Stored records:

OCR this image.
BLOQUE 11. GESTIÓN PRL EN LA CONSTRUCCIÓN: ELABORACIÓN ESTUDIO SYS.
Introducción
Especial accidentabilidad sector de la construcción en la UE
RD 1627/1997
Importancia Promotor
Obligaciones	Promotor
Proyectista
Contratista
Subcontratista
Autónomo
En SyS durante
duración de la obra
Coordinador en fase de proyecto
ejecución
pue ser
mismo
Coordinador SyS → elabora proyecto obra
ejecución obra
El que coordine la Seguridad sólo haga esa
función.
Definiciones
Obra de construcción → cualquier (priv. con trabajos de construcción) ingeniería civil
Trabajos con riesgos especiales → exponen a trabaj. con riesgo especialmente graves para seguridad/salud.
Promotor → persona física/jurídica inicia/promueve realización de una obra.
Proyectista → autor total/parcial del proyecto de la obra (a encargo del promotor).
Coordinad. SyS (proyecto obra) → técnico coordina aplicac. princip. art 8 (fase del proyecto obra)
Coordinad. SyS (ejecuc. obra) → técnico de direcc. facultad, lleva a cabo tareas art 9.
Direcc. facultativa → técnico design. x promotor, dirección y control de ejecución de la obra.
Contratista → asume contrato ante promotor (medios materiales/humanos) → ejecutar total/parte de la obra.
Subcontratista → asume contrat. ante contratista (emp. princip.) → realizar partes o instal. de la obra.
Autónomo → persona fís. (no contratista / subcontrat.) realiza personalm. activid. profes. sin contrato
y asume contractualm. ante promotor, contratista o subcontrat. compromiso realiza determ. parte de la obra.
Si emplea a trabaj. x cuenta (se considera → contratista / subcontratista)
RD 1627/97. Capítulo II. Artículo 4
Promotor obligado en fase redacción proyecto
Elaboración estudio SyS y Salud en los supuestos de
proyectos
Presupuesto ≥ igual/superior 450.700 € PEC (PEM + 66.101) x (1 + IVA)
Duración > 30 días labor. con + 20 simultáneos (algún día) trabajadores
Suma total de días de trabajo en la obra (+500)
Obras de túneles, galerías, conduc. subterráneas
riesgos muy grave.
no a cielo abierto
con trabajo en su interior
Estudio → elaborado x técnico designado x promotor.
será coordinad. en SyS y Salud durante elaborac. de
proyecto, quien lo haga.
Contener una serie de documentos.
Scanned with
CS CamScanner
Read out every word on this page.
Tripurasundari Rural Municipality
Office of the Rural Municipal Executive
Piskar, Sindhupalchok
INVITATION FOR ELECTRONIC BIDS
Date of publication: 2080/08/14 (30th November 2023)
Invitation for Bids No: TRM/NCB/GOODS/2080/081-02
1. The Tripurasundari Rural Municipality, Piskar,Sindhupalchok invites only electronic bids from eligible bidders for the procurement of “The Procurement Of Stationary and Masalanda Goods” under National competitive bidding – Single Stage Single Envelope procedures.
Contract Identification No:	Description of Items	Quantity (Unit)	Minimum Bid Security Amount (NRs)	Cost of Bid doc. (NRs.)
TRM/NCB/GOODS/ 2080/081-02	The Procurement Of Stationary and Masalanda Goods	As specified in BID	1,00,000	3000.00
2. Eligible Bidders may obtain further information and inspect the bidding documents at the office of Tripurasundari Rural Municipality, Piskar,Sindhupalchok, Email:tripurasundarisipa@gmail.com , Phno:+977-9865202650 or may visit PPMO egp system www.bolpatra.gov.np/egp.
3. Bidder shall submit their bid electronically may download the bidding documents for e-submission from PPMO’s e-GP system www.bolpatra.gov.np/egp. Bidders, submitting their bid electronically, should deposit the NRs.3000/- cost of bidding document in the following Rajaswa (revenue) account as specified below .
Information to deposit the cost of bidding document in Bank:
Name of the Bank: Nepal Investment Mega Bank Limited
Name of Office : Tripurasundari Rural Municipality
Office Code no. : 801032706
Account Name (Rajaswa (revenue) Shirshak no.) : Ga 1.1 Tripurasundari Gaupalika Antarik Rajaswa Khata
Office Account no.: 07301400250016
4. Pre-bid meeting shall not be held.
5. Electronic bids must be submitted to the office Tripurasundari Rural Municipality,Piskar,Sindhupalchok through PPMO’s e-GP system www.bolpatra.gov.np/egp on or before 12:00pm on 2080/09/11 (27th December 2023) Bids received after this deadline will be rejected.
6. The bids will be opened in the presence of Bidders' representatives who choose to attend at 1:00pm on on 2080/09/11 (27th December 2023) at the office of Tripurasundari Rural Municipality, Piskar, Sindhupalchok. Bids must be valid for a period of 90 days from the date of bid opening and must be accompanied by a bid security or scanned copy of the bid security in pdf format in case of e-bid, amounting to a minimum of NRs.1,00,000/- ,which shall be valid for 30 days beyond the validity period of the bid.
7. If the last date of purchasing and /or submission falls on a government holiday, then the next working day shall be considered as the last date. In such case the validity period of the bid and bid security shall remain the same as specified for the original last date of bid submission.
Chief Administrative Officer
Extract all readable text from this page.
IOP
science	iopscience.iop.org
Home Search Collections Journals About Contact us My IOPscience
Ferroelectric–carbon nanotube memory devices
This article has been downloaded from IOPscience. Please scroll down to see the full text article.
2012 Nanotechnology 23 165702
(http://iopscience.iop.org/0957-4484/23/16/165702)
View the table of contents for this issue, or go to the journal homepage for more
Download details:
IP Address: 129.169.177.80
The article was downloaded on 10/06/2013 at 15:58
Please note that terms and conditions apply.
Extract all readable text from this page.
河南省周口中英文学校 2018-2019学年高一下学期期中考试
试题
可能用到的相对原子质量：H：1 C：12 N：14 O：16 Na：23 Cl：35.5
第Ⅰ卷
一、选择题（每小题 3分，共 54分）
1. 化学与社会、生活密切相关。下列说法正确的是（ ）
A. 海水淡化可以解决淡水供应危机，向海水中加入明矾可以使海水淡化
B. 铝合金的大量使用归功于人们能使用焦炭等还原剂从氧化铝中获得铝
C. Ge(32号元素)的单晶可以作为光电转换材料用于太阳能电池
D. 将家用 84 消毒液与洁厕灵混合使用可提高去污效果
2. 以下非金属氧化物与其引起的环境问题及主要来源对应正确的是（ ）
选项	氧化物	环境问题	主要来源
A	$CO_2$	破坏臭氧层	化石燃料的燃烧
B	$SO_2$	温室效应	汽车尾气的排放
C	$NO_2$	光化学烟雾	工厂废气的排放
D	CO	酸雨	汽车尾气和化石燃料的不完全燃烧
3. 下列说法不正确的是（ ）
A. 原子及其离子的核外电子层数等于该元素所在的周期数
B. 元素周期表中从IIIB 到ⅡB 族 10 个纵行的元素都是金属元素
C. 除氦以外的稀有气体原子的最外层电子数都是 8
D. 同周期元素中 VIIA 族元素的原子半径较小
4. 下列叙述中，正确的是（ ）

THE REQUEST:
Retype every record above exactly as it appears.

IN RESPONSE:
OCR this image.
BLOQUE 11. GESTIÓN PRL EN LA CONSTRUCCIÓN: ELABORACIÓN ESTUDIO SYS.
Introducción
Especial accidentabilidad sector de la construcción en la UE
RD 1627/1997
Importancia Promotor
Obligaciones	Promotor
Proyectista
Contratista
Subcontratista
Autónomo
En SyS durante
duración de la obra
Coordinador en fase de proyecto
ejecución
pue ser
mismo
Coordinador SyS → elabora proyecto obra
ejecución obra
El que coordine la Seguridad sólo haga esa
función.
Definiciones
Obra de construcción → cualquier (priv. con trabajos de construcción) ingeniería civil
Trabajos con riesgos especiales → exponen a trabaj. con riesgo especialmente graves para seguridad/salud.
Promotor → persona física/jurídica inicia/promueve realización de una obra.
Proyectista → autor total/parcial del proyecto de la obra (a encargo del promotor).
Coordinad. SyS (proyecto obra) → técnico coordina aplicac. princip. art 8 (fase del proyecto obra)
Coordinad. SyS (ejecuc. obra) → técnico de direcc. facultad, lleva a cabo tareas art 9.
Direcc. facultativa → técnico design. x promotor, dirección y control de ejecución de la obra.
Contratista → asume contrato ante promotor (medios materiales/humanos) → ejecutar total/parte de la obra.
Subcontratista → asume contrat. ante contratista (emp. princip.) → realizar partes o instal. de la obra.
Autónomo → persona fís. (no contratista / subcontrat.) realiza personalm. activid. profes. sin contrato
y asume contractualm. ante promotor, contratista o subcontrat. compromiso realiza determ. parte de la obra.
Si emplea a trabaj. x cuenta (se considera → contratista / subcontratista)
RD 1627/97. Capítulo II. Artículo 4
Promotor obligado en fase redacción proyecto
Elaboración estudio SyS y Salud en los supuestos de
proyectos
Presupuesto ≥ igual/superior 450.700 € PEC (PEM + 66.101) x (1 + IVA)
Duración > 30 días labor. con + 20 simultáneos (algún día) trabajadores
Suma total de días de trabajo en la obra (+500)
Obras de túneles, galerías, conduc. subterráneas
riesgos muy grave.
no a cielo abierto
con trabajo en su interior
Estudio → elaborado x técnico designado x promotor.
será coordinad. en SyS y Salud durante elaborac. de
proyecto, quien lo haga.
Contener una serie de documentos.
Scanned with
CS CamScanner
Read out every word on this page.
Tripurasundari Rural Municipality
Office of the Rural Municipal Executive
Piskar, Sindhupalchok
INVITATION FOR ELECTRONIC BIDS
Date of publication: 2080/08/14 (30th November 2023)
Invitation for Bids No: TRM/NCB/GOODS/2080/081-02
1. The Tripurasundari Rural Municipality, Piskar,Sindhupalchok invites only electronic bids from eligible bidders for the procurement of “The Procurement Of Stationary and Masalanda Goods” under National competitive bidding – Single Stage Single Envelope procedures.
Contract Identification No:	Description of Items	Quantity (Unit)	Minimum Bid Security Amount (NRs)	Cost of Bid doc. (NRs.)
TRM/NCB/GOODS/ 2080/081-02	The Procurement Of Stationary and Masalanda Goods	As specified in BID	1,00,000	3000.00
2. Eligible Bidders may obtain further information and inspect the bidding documents at the office of Tripurasundari Rural Municipality, Piskar,Sindhupalchok, Email:tripurasundarisipa@gmail.com , Phno:+977-9865202650 or may visit PPMO egp system www.bolpatra.gov.np/egp.
3. Bidder shall submit their bid electronically may download the bidding documents for e-submission from PPMO’s e-GP system www.bolpatra.gov.np/egp. Bidders, submitting their bid electronically, should deposit the NRs.3000/- cost of bidding document in the following Rajaswa (revenue) account as specified below .
Information to deposit the cost of bidding document in Bank:
Name of the Bank: Nepal Investment Mega Bank Limited
Name of Office : Tripurasundari Rural Municipality
Office Code no. : 801032706
Account Name (Rajaswa (revenue) Shirshak no.) : Ga 1.1 Tripurasundari Gaupalika Antarik Rajaswa Khata
Office Account no.: 07301400250016
4. Pre-bid meeting shall not be held.
5. Electronic bids must be submitted to the office Tripurasundari Rural Municipality,Piskar,Sindhupalchok through PPMO’s e-GP system www.bolpatra.gov.np/egp on or before 12:00pm on 2080/09/11 (27th December 2023) Bids received after this deadline will be rejected.
6. The bids will be opened in the presence of Bidders' representatives who choose to attend at 1:00pm on on 2080/09/11 (27th December 2023) at the office of Tripurasundari Rural Municipality, Piskar, Sindhupalchok. Bids must be valid for a period of 90 days from the date of bid opening and must be accompanied by a bid security or scanned copy of the bid security in pdf format in case of e-bid, amounting to a minimum of NRs.1,00,000/- ,which shall be valid for 30 days beyond the validity period of the bid.
7. If the last date of purchasing and /or submission falls on a government holiday, then the next working day shall be considered as the last date. In such case the validity period of the bid and bid security shall remain the same as specified for the original last date of bid submission.
Chief Administrative Officer
Extract all readable text from this page.
IOP
science	iopscience.iop.org
Home Search Collections Journals About Contact us My IOPscience
Ferroelectric–carbon nanotube memory devices
This article has been downloaded from IOPscience. Please scroll down to see the full text article.
2012 Nanotechnology 23 165702
(http://iopscience.iop.org/0957-4484/23/16/165702)
View the table of contents for this issue, or go to the journal homepage for more
Download details:
IP Address: 129.169.177.80
The article was downloaded on 10/06/2013 at 15:58
Please note that terms and conditions apply.
Extract all readable text from this page.
河南省周口中英文学校 2018-2019学年高一下学期期中考试
试题
可能用到的相对原子质量：H：1 C：12 N：14 O：16 Na：23 Cl：35.5
第Ⅰ卷
一、选择题（每小题 3分，共 54分）
1. 化学与社会、生活密切相关。下列说法正确的是（ ）
A. 海水淡化可以解决淡水供应危机，向海水中加入明矾可以使海水淡化
B. 铝合金的大量使用归功于人们能使用焦炭等还原剂从氧化铝中获得铝
C. Ge(32号元素)的单晶可以作为光电转换材料用于太阳能电池
D. 将家用 84 消毒液与洁厕灵混合使用可提高去污效果
2. 以下非金属氧化物与其引起的环境问题及主要来源对应正确的是（ ）
选项	氧化物	环境问题	主要来源
A	$CO_2$	破坏臭氧层	化石燃料的燃烧
B	$SO_2$	温室效应	汽车尾气的排放
C	$NO_2$	光化学烟雾	工厂废气的排放
D	CO	酸雨	汽车尾气和化石燃料的不完全燃烧
3. 下列说法不正确的是（ ）
A. 原子及其离子的核外电子层数等于该元素所在的周期数
B. 元素周期表中从IIIB 到ⅡB 族 10 个纵行的元素都是金属元素
C. 除氦以外的稀有气体原子的最外层电子数都是 8
D. 同周期元素中 VIIA 族元素的原子半径较小
4. 下列叙述中，正确的是（ ）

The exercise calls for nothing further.